------ Available data

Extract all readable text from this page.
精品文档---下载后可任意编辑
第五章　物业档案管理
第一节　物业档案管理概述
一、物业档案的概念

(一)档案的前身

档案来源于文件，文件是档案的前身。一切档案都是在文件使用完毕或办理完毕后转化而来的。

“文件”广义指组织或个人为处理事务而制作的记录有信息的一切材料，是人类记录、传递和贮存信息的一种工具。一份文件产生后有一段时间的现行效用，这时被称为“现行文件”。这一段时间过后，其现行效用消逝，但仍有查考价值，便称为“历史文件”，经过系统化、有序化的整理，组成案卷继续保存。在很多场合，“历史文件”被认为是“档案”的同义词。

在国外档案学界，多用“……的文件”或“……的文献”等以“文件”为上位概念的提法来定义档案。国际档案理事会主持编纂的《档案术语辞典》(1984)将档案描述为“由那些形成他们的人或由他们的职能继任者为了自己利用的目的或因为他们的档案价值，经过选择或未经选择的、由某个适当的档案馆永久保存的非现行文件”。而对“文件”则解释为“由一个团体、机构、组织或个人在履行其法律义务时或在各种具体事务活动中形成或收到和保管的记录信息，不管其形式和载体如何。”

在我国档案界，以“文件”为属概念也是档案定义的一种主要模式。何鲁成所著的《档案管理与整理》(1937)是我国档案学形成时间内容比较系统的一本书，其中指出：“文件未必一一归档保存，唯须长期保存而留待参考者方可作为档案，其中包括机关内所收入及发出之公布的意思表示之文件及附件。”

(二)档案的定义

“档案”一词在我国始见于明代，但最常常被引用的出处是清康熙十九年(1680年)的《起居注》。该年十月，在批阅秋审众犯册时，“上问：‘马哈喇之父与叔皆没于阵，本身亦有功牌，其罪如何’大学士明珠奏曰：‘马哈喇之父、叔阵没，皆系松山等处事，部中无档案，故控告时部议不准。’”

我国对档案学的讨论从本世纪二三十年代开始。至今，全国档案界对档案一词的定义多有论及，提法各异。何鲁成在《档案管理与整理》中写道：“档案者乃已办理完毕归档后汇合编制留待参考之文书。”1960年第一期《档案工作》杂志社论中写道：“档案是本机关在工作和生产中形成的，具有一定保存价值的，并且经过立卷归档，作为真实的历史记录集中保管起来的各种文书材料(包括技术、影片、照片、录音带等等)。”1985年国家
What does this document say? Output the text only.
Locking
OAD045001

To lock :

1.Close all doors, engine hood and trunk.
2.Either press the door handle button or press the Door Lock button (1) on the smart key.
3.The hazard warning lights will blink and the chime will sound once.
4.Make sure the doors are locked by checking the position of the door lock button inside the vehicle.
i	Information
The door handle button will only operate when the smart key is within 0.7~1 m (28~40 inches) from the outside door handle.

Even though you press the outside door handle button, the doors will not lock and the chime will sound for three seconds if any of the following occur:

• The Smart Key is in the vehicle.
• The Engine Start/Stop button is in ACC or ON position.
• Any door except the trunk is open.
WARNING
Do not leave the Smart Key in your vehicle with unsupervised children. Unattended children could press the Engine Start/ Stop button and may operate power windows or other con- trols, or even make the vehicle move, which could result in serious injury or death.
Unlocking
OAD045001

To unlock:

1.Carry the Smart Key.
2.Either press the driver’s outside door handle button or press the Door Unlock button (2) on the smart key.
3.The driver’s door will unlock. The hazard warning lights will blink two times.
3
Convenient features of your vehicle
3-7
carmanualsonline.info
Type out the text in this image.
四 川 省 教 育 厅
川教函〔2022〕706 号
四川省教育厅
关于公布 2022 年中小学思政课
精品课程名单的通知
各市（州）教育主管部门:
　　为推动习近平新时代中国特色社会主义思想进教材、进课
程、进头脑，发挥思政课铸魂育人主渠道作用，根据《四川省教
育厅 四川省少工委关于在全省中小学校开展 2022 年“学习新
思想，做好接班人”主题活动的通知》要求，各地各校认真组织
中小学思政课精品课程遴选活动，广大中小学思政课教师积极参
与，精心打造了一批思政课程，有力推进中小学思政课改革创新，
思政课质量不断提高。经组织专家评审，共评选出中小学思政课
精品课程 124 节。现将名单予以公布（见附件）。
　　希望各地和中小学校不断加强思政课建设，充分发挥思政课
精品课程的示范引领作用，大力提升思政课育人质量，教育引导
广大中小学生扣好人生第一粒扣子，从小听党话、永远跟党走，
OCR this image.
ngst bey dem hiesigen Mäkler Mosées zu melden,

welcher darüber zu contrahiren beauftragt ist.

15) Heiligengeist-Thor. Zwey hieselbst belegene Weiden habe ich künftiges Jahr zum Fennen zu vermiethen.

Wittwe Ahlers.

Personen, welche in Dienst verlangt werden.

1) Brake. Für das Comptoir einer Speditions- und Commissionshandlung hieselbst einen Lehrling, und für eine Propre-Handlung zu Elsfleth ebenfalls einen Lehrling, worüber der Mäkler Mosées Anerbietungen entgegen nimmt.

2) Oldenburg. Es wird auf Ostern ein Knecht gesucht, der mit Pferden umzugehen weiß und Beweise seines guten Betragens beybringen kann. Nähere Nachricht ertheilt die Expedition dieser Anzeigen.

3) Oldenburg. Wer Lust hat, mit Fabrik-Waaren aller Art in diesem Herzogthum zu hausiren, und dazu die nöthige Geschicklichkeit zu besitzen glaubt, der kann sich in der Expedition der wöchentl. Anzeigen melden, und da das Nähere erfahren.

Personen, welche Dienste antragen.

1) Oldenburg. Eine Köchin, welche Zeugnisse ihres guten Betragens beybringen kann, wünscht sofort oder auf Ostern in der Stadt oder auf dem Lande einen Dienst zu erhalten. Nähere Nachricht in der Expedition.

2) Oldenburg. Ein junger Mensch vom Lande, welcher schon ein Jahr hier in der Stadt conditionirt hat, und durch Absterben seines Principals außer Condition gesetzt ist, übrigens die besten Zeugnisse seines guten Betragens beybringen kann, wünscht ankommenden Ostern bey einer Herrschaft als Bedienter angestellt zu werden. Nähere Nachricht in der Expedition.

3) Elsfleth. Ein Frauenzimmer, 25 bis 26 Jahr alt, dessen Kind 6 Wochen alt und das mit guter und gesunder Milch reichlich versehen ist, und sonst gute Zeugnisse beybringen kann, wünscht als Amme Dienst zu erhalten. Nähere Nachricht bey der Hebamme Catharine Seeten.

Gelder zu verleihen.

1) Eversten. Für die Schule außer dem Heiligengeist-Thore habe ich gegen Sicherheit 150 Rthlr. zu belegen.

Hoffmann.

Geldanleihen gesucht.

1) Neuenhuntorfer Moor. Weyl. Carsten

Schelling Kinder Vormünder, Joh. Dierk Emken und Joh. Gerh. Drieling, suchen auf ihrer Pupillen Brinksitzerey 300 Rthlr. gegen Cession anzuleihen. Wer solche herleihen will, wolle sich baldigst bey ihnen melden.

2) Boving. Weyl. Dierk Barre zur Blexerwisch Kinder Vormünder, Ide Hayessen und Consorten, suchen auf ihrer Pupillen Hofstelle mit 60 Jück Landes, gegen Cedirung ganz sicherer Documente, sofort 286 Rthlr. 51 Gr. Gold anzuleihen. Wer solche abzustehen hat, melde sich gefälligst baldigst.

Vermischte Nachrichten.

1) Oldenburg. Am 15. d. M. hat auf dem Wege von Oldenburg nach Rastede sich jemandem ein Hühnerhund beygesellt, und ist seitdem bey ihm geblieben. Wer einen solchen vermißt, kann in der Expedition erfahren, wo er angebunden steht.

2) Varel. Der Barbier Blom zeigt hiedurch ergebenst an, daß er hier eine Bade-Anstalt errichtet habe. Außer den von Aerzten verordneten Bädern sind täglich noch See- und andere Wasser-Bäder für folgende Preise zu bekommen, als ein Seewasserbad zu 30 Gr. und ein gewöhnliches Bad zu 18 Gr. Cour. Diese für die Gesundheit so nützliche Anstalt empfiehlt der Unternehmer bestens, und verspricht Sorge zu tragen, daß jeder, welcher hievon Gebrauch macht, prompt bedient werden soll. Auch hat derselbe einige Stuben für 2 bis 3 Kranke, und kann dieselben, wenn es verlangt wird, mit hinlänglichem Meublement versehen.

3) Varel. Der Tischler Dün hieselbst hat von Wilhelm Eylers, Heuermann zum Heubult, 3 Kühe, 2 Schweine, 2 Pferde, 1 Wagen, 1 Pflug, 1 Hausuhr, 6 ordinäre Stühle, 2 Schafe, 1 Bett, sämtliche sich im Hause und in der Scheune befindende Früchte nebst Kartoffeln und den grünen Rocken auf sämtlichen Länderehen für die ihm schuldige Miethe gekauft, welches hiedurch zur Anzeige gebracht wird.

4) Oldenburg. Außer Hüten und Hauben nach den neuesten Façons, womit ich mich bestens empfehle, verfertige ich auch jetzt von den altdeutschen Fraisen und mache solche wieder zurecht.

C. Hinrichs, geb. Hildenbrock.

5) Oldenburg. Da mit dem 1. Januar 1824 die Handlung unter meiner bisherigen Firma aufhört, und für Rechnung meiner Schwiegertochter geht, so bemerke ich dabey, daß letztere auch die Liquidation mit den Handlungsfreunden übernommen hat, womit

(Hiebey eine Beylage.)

------------

• Directions:
Read through the entries and copy each line in which "position" appears.

• In response:
4.Make sure the doors are locked by checking the position of the door lock button inside the vehicle.
• The Engine Start/Stop button is in ACC or ON position.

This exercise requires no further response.